Ваши задания ->
**a)** Определите, согласуются ли с фрагментом о романе Лажечникова «Последний Новик» три утверждения: (i) Венгеров призывал оценивать личность и творчество Лажечникова исторически; (ii) ура-патриотические восклицания в романе звучат только из уст русских солдат; (iii) Паткуль в романе является вымышленным лицом. На каждое ответьте «да» или «нет» и приведите решающие слова текста в точной цитате.
**b)** Продолжите фрагмент о патриотизме в романе «Последний Новик» с того места, где он заканчивается.

Фрагмент документа ->

Мало того, вариантом пути русского патриота - лица вымышленного - является в романе и путь реально существовавшего исторического лица, лифляндского патриота Паткуля.

Один из самых обстоятельных исследователей Лажечникова, С. А. Венгеров, воздавая должное искренности патриотического чувства, отличающего роман «Последний Новик», вместе с тем подчеркивал «внешний» характер этого чувства, прямо отождествляя его с официальным «казенным патриотизмом»7. Однако исследователь, призывая подходить исторически к оценке личности Лажечникова и его творчества, во многом, действительно, следуя этому правильному принципу, в данном случае оказывается недостаточно историчным. В романе и в самом деле встречаются порой отдельные ура-патриотические восклицания и сентенции, вкладываемые, однако, автором не только в уста русских солдат, но и шведского офицера Вульфа. Однако патриотизм главных лиц романа - Владимира и Паткуля, носит совсем иной и отнюдь не «казенный» характер.

Фрагмент набора данных ->

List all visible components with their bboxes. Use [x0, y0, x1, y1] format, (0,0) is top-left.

Ответы к заданиям ->
**a)**
(i) Да: «призывая подходить исторически к оценке личности Лажечникова и его творчества».
(ii) Нет: «вкладываемые, однако, автором не только в уста русских солдат, но и шведского офицера Вульфа».
(iii) Нет: «реально существовавшего исторического лица, лифляндского патриота Паткуля».

**b)**
Роман Лажечникова создавался, когда определяющим принципом официальной русской политики был так называемый легитимизм, вменявший в обязанность подданным любого государя безусловно и при всех обстоятельствах подчиняться монарху. Именно этот принцип был положен в основу реакционного Священного союза - международной европейской организации, созданной по почину Александра I после низложения Наполеона для борьбы с революционными и национально-освободительными движениями во всех странах Европы. Всему этому мало отвечают образы и поведение основных героев романа Лажечникова. Правда, Николай I, которому автор «поднес» в 1833 году экземпляр «Последнего Новика», видимо, не обратил на это внимания (возможно, он даже и не прочел его) и принял, по свидетельству Лажечникова, роман «благосклонно»8.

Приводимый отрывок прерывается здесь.